----- Information given -----

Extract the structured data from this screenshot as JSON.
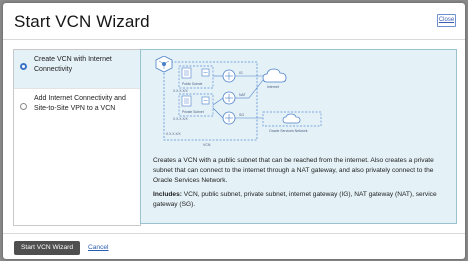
{
  "dialog": {
    "title": "Start VCN Wizard",
    "close_label": "Close"
  },
  "options": [
    {
      "label": "Create VCN with Internet Connectivity",
      "selected": true
    },
    {
      "label": "Add Internet Connectivity and Site-to-Site VPN to a VCN",
      "selected": false
    }
  ],
  "diagram": {
    "public_subnet": "Public Subnet",
    "private_subnet": "Private Subnet",
    "ig": "IG",
    "nat": "NAT",
    "sg": "SG",
    "internet": "Internet",
    "osn": "Oracle Services Network",
    "vcn": "VCN",
    "cidr_a": "X.X.X.X/X",
    "cidr_b": "X.X.X.X/X",
    "cidr_c": "X.X.X.X/X"
  },
  "detail": {
    "description": "Creates a VCN with a public subnet that can be reached from the internet. Also creates a private subnet that can connect to the internet through a NAT gateway, and also privately connect to the Oracle Services Network.",
    "includes_label": "Includes:",
    "includes_text": " VCN, public subnet, private subnet, internet gateway (IG), NAT gateway (NAT), service gateway (SG)."
  },
  "footer": {
    "start_button": "Start VCN Wizard",
    "cancel_link": "Cancel"
  },
  "colors": {
    "selected_bg": "#e4f1f7",
    "accent": "#3b73c8",
    "primary_button": "#4f4f4f",
    "link": "#2a5db0"
  }
}
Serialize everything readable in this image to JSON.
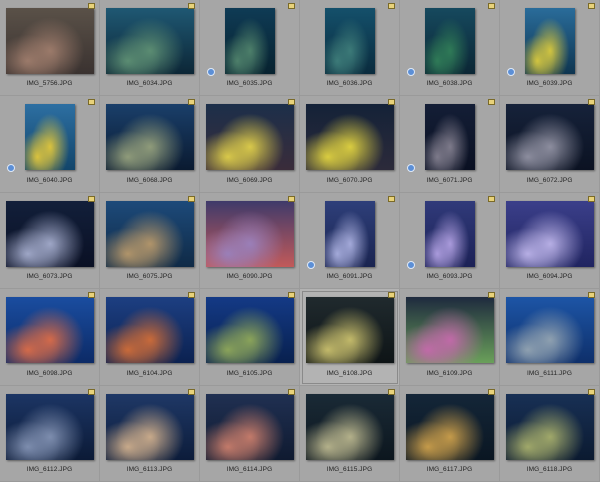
{
  "thumbnails": [
    {
      "name": "IMG_5756.JPG",
      "orient": "land",
      "c1": "#5a5148",
      "c2": "#9b7a6a",
      "c3": "#3a3230",
      "rotate": false
    },
    {
      "name": "IMG_6034.JPG",
      "orient": "land",
      "c1": "#1f5873",
      "c2": "#5b8c72",
      "c3": "#0c2636",
      "rotate": false
    },
    {
      "name": "IMG_6035.JPG",
      "orient": "port",
      "c1": "#0f3b55",
      "c2": "#4d7f6a",
      "c3": "#07222f",
      "rotate": true
    },
    {
      "name": "IMG_6036.JPG",
      "orient": "port",
      "c1": "#14506b",
      "c2": "#3c7a78",
      "c3": "#0a2b3d",
      "rotate": false
    },
    {
      "name": "IMG_6038.JPG",
      "orient": "port",
      "c1": "#16495e",
      "c2": "#2f7a57",
      "c3": "#0b2634",
      "rotate": true
    },
    {
      "name": "IMG_6039.JPG",
      "orient": "port",
      "c1": "#2a6c9a",
      "c2": "#d1c440",
      "c3": "#0e3550",
      "rotate": true
    },
    {
      "name": "IMG_6040.JPG",
      "orient": "port",
      "c1": "#2d6fa2",
      "c2": "#d9c23e",
      "c3": "#12456a",
      "rotate": true
    },
    {
      "name": "IMG_6068.JPG",
      "orient": "land",
      "c1": "#1a3f6a",
      "c2": "#8f9b7a",
      "c3": "#0a1a30",
      "rotate": false
    },
    {
      "name": "IMG_6069.JPG",
      "orient": "land",
      "c1": "#1c2f4a",
      "c2": "#d8c84a",
      "c3": "#3a2c3a",
      "rotate": false
    },
    {
      "name": "IMG_6070.JPG",
      "orient": "land",
      "c1": "#142238",
      "c2": "#d9cc40",
      "c3": "#2c2a3a",
      "rotate": false
    },
    {
      "name": "IMG_6071.JPG",
      "orient": "port",
      "c1": "#141e36",
      "c2": "#7d7a8a",
      "c3": "#0a1022",
      "rotate": true
    },
    {
      "name": "IMG_6072.JPG",
      "orient": "land",
      "c1": "#16223a",
      "c2": "#8c8d9e",
      "c3": "#0b1222",
      "rotate": false
    },
    {
      "name": "IMG_6073.JPG",
      "orient": "land",
      "c1": "#121f3a",
      "c2": "#9ea6c6",
      "c3": "#0a1024",
      "rotate": false
    },
    {
      "name": "IMG_6075.JPG",
      "orient": "land",
      "c1": "#1d4a7a",
      "c2": "#b0946a",
      "c3": "#0f2a46",
      "rotate": false
    },
    {
      "name": "IMG_6090.JPG",
      "orient": "land",
      "c1": "#3f3a6a",
      "c2": "#9a7fb8",
      "c3": "#c25a5a",
      "rotate": false
    },
    {
      "name": "IMG_6091.JPG",
      "orient": "port",
      "c1": "#2e3f7a",
      "c2": "#a3a9d9",
      "c3": "#1a2450",
      "rotate": true
    },
    {
      "name": "IMG_6093.JPG",
      "orient": "port",
      "c1": "#303a7a",
      "c2": "#a99adb",
      "c3": "#1c2156",
      "rotate": true
    },
    {
      "name": "IMG_6094.JPG",
      "orient": "land",
      "c1": "#3b3f8a",
      "c2": "#b6aee4",
      "c3": "#202460",
      "rotate": false
    },
    {
      "name": "IMG_6098.JPG",
      "orient": "land",
      "c1": "#1a4da0",
      "c2": "#d36a4a",
      "c3": "#0c2a66",
      "rotate": false
    },
    {
      "name": "IMG_6104.JPG",
      "orient": "land",
      "c1": "#1d3f82",
      "c2": "#c86a3a",
      "c3": "#0b2150",
      "rotate": false
    },
    {
      "name": "IMG_6105.JPG",
      "orient": "land",
      "c1": "#143a86",
      "c2": "#8aa35a",
      "c3": "#08204e",
      "rotate": false
    },
    {
      "name": "IMG_6108.JPG",
      "orient": "land",
      "c1": "#202a2e",
      "c2": "#c2b96a",
      "c3": "#0e1416",
      "rotate": false
    },
    {
      "name": "IMG_6109.JPG",
      "orient": "land",
      "c1": "#1e2a3e",
      "c2": "#c06aa8",
      "c3": "#6aa05a",
      "rotate": false
    },
    {
      "name": "IMG_6111.JPG",
      "orient": "land",
      "c1": "#1d55a6",
      "c2": "#8ea0b0",
      "c3": "#0e2f6a",
      "rotate": false
    },
    {
      "name": "IMG_6112.JPG",
      "orient": "land",
      "c1": "#1c3564",
      "c2": "#7d8dae",
      "c3": "#0b1a36",
      "rotate": false
    },
    {
      "name": "IMG_6113.JPG",
      "orient": "land",
      "c1": "#1f3866",
      "c2": "#c7a98a",
      "c3": "#0c1c3a",
      "rotate": false
    },
    {
      "name": "IMG_6114.JPG",
      "orient": "land",
      "c1": "#203052",
      "c2": "#c27a6a",
      "c3": "#0f1a30",
      "rotate": false
    },
    {
      "name": "IMG_6115.JPG",
      "orient": "land",
      "c1": "#1a2a36",
      "c2": "#b3b08a",
      "c3": "#0c161e",
      "rotate": false
    },
    {
      "name": "IMG_6117.JPG",
      "orient": "land",
      "c1": "#142638",
      "c2": "#c49a4a",
      "c3": "#0a1622",
      "rotate": false
    },
    {
      "name": "IMG_6118.JPG",
      "orient": "land",
      "c1": "#183055",
      "c2": "#a0a86a",
      "c3": "#0b1a30",
      "rotate": false
    }
  ],
  "selected_index": 21
}
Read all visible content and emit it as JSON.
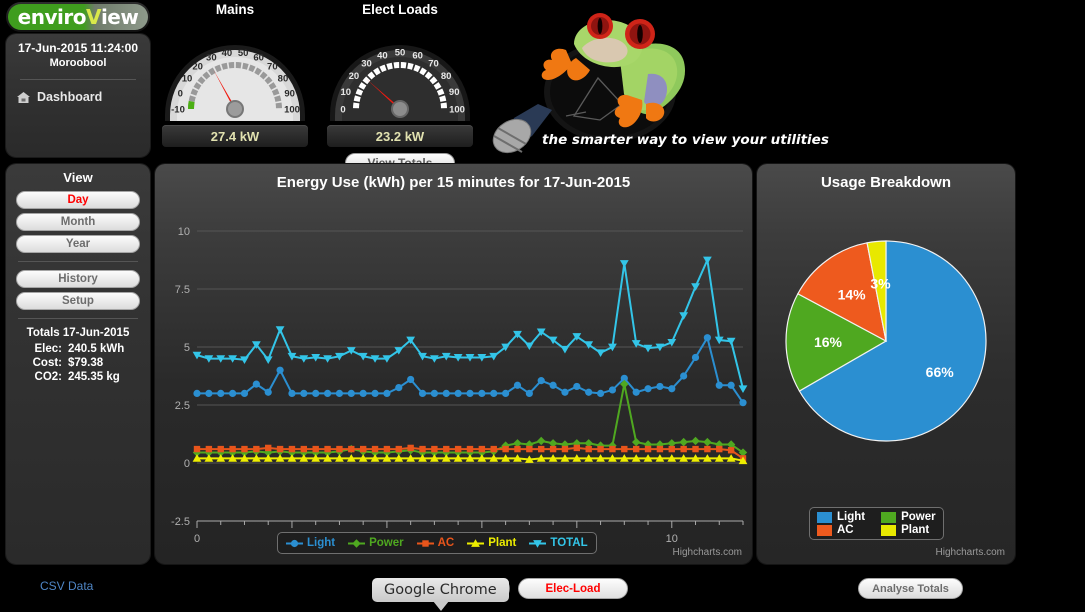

-----

## [What is being asked]
Pull out every line in the data above that has the word "Oracle".

## [Reply to the task]
    "osn": "Oracle Services Network",
    "description": "Creates a VCN with a public subnet that can be reached from the internet. Also creates a private subnet that can connect to the internet through a NAT gateway, and also privately connect to the Oracle Services Network.",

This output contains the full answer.